(Stored entries)
((

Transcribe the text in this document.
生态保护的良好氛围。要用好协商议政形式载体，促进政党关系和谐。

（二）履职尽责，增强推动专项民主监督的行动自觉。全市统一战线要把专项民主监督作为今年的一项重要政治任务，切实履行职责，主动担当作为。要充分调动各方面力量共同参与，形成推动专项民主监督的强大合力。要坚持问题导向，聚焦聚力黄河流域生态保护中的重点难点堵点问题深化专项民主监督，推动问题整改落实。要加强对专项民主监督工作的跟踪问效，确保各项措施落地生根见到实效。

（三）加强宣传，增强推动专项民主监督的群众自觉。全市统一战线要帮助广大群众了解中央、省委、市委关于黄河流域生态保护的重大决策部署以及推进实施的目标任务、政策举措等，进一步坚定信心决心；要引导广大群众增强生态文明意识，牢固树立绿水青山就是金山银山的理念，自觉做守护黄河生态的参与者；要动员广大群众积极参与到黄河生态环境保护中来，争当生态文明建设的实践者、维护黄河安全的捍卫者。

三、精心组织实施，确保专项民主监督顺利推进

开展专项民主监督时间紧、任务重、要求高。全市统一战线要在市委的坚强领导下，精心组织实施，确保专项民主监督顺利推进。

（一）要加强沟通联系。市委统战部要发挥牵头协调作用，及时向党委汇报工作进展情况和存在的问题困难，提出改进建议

))
((

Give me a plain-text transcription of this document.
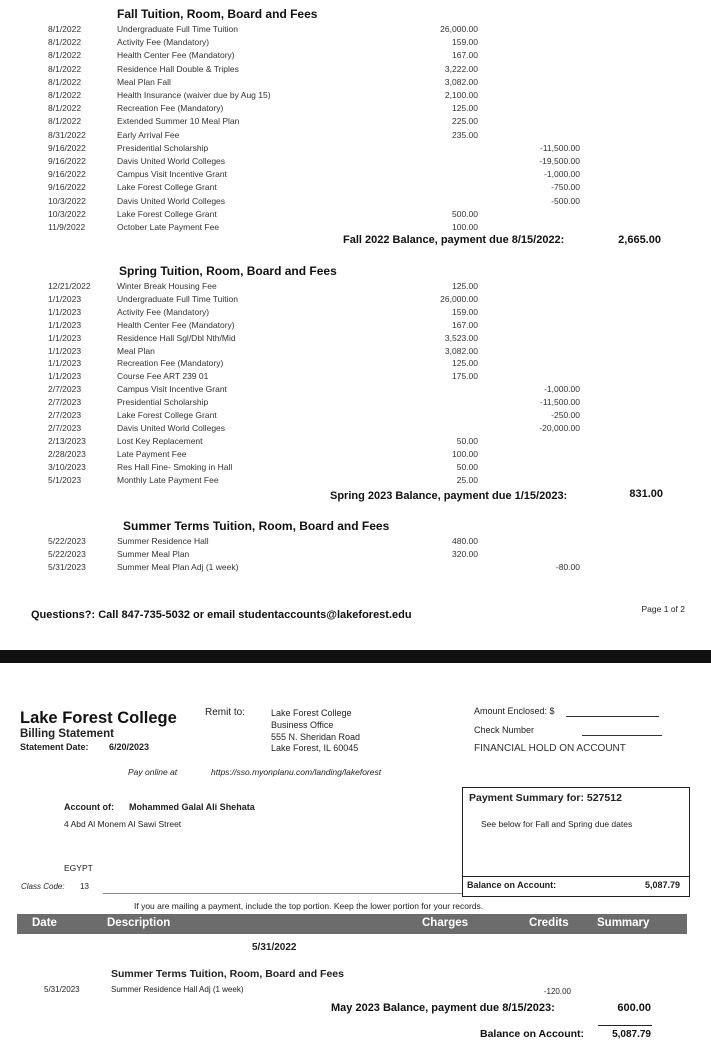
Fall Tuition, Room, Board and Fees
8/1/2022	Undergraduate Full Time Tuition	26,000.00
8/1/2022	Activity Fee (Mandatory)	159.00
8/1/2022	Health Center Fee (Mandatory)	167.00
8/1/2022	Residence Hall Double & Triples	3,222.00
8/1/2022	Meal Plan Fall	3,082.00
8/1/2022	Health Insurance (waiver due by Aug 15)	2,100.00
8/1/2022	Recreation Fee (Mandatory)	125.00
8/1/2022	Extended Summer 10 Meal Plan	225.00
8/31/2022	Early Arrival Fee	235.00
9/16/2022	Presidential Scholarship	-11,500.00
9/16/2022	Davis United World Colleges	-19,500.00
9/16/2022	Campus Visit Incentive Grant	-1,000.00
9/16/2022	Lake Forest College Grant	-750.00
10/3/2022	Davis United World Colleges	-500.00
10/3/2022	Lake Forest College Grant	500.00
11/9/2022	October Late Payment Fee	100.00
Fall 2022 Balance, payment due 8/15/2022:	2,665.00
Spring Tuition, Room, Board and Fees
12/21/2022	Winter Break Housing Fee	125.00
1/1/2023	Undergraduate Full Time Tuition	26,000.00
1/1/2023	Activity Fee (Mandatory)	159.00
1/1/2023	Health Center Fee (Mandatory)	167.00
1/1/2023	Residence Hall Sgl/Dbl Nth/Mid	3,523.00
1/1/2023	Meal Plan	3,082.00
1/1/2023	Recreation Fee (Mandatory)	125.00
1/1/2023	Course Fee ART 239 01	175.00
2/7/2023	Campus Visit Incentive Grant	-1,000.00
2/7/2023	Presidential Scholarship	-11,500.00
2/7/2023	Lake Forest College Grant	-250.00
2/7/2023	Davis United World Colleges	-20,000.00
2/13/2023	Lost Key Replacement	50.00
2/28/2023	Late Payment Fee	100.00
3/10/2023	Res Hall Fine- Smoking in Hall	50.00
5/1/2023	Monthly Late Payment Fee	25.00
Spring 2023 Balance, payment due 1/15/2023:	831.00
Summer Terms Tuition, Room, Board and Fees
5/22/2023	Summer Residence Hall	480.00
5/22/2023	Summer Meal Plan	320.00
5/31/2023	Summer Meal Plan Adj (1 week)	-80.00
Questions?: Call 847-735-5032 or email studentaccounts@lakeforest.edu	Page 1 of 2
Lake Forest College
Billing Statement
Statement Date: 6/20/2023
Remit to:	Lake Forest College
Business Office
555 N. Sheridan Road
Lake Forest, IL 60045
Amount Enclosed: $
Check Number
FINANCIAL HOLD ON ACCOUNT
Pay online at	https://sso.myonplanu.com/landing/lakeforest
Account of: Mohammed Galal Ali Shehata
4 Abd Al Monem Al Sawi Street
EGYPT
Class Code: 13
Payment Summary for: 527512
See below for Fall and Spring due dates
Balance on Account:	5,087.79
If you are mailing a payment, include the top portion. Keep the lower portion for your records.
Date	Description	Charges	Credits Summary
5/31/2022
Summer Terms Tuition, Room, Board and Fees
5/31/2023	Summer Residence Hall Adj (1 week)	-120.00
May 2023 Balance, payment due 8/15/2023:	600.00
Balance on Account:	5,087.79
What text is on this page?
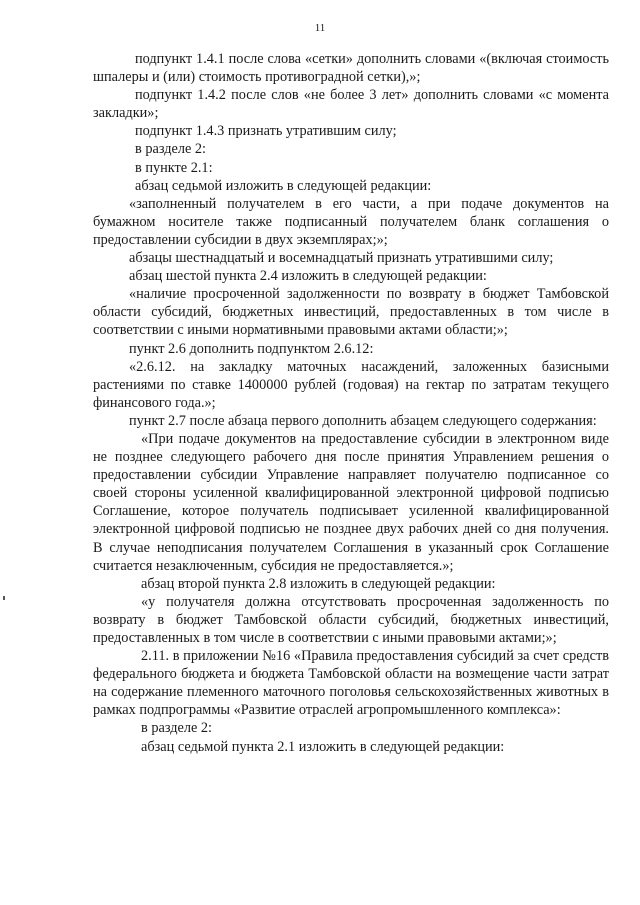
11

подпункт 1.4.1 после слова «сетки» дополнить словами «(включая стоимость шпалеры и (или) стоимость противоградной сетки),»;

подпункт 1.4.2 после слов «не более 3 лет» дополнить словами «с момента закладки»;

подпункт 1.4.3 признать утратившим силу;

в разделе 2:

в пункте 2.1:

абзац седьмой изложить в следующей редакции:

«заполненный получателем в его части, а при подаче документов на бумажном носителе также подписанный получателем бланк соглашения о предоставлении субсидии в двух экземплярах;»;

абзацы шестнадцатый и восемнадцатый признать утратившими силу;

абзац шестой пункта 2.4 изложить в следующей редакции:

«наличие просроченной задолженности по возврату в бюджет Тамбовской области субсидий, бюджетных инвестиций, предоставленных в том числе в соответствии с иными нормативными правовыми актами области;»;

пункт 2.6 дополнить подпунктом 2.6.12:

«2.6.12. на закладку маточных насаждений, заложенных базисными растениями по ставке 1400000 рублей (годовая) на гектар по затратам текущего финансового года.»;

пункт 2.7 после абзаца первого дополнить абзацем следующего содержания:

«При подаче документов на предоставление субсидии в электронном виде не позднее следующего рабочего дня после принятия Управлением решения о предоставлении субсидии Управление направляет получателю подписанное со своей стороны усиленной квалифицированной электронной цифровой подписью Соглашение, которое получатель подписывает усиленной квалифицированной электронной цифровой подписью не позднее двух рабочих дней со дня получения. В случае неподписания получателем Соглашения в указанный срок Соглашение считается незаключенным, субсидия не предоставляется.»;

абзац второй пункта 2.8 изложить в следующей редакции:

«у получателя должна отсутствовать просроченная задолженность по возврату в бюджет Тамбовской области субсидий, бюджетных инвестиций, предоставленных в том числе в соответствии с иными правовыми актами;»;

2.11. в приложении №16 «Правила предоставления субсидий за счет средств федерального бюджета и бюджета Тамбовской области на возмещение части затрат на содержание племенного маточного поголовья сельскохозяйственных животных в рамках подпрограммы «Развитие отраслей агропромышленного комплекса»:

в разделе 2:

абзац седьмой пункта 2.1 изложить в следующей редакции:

))

> [What the exercise asks]: Pull every line containing "предоставленных" out of the records.

> [Answer for this exercise]:
«наличие просроченной задолженности по возврату в бюджет Тамбовской области субсидий, бюджетных инвестиций, предоставленных в том числе в соответствии с иными нормативными правовыми актами области;»;
«у получателя должна отсутствовать просроченная задолженность по возврату в бюджет Тамбовской области субсидий, бюджетных инвестиций, предоставленных в том числе в соответствии с иными правовыми актами;»;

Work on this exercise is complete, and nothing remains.